[Written exercise]: Below are some records. Say in a single number how many of their lines include the word "средствами".

[Data listing]:
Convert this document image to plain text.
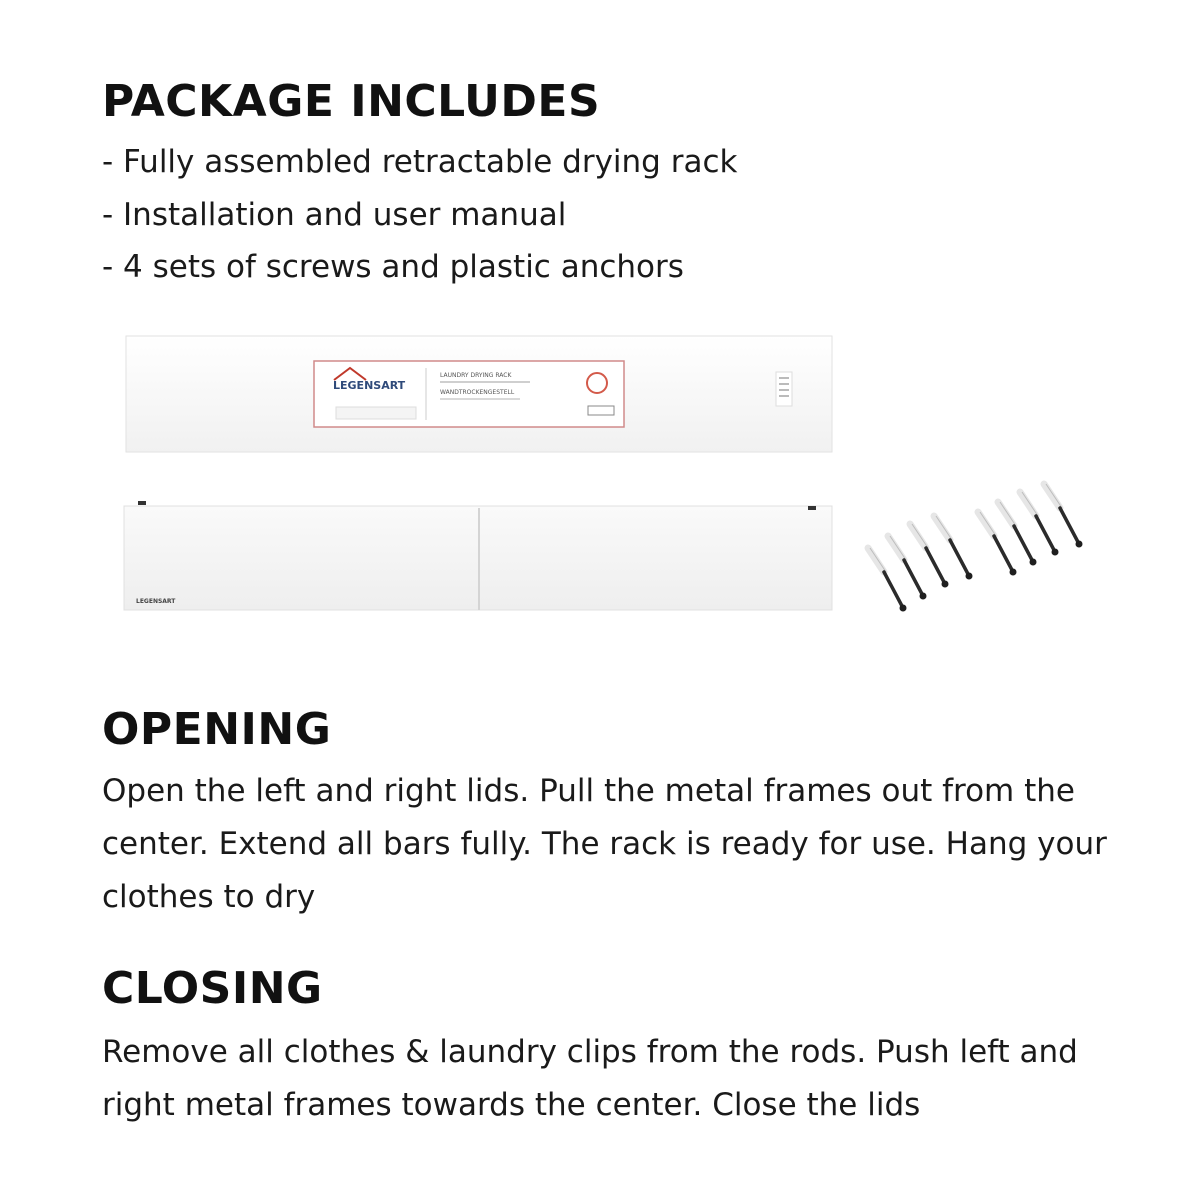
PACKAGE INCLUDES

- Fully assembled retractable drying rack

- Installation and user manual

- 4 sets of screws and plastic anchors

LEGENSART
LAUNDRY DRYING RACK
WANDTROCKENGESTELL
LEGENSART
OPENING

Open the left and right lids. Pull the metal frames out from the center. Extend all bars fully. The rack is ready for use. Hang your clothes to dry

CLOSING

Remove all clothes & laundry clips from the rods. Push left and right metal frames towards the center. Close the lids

--

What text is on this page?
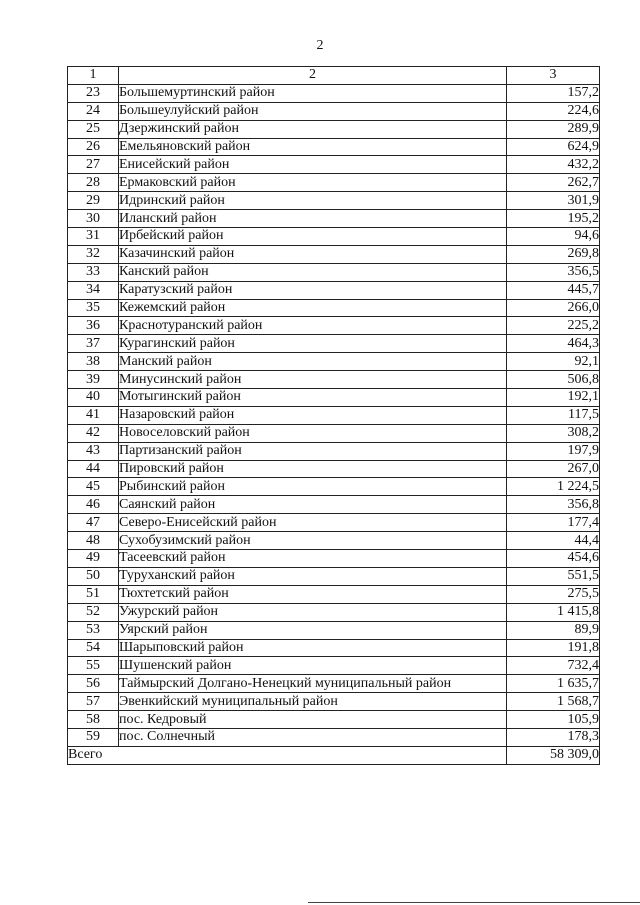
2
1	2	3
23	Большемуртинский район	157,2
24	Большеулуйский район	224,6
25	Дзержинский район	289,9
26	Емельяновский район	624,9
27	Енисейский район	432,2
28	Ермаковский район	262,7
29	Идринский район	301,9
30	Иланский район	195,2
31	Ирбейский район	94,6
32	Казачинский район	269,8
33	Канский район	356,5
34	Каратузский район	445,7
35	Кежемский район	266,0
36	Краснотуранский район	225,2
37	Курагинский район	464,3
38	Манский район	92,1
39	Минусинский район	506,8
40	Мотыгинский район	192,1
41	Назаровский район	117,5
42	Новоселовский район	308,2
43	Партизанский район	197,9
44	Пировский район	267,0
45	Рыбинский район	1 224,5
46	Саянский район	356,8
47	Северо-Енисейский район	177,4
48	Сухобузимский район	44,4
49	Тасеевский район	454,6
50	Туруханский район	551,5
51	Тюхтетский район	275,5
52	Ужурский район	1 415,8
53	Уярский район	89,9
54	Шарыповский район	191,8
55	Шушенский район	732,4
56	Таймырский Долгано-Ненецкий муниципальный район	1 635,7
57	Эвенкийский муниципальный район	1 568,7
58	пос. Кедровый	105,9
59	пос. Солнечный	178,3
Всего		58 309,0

---

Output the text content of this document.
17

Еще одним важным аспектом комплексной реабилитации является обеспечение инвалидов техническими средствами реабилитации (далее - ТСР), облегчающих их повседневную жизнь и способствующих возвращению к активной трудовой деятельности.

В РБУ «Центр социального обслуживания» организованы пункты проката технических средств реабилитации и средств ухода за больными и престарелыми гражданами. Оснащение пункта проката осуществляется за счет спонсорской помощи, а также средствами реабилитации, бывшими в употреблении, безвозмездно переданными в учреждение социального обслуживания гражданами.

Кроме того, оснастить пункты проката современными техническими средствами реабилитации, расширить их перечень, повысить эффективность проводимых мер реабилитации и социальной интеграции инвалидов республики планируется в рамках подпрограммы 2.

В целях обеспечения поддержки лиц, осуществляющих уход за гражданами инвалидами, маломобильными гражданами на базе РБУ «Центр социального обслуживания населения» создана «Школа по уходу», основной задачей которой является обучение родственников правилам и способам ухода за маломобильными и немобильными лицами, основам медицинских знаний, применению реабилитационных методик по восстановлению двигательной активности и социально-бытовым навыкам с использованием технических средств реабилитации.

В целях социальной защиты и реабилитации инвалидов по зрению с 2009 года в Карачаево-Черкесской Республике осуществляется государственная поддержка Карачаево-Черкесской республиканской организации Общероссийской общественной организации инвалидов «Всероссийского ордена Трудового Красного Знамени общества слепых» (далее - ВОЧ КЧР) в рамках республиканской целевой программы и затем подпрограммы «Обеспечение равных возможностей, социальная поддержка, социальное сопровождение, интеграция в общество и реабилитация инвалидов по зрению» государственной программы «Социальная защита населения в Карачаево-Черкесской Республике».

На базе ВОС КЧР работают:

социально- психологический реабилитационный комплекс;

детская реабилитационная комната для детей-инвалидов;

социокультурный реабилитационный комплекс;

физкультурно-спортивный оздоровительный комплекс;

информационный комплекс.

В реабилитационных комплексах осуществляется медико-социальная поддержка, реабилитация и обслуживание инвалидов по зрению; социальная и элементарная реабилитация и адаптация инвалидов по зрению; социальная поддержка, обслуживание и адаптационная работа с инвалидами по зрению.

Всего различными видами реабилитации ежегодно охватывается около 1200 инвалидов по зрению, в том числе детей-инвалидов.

[Completed exercise]: 3